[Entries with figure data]
- - -

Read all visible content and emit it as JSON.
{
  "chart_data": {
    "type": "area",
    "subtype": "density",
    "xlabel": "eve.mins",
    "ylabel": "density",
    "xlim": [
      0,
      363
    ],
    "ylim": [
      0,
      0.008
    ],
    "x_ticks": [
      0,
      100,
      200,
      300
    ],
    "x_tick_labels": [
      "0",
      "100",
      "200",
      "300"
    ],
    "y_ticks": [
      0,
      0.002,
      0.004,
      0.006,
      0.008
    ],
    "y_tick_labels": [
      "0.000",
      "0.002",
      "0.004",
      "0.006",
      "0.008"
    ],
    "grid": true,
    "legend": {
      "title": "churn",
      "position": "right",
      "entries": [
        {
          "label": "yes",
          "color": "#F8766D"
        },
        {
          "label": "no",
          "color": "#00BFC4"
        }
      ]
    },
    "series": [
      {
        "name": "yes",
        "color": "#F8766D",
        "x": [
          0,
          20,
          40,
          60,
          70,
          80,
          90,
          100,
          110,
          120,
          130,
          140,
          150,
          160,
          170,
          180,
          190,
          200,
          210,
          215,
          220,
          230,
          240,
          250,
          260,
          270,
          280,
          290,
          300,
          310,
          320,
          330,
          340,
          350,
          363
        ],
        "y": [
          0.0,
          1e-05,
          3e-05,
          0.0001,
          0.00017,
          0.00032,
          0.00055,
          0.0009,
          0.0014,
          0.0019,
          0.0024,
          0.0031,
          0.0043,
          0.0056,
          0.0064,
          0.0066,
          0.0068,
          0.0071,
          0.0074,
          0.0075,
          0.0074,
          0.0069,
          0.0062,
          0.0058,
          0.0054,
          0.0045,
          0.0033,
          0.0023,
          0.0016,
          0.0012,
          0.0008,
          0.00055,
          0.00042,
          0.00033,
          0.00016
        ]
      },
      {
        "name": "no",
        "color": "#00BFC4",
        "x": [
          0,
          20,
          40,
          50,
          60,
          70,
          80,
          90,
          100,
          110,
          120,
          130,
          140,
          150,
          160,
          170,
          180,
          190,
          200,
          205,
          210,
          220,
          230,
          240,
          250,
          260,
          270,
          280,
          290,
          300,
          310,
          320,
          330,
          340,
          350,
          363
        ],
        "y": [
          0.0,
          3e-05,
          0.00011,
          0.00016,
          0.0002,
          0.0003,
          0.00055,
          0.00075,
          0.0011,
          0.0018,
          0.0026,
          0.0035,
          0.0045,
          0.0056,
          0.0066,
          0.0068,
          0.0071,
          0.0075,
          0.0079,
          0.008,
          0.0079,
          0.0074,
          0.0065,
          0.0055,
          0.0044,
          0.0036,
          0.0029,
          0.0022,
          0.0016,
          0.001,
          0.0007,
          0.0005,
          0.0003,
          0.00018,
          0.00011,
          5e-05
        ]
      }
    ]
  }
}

- - -

Copy all lines from the material that contain "color".

          "color": "#F8766D"
          "color": "#00BFC4"
        "color": "#F8766D",
        "color": "#00BFC4",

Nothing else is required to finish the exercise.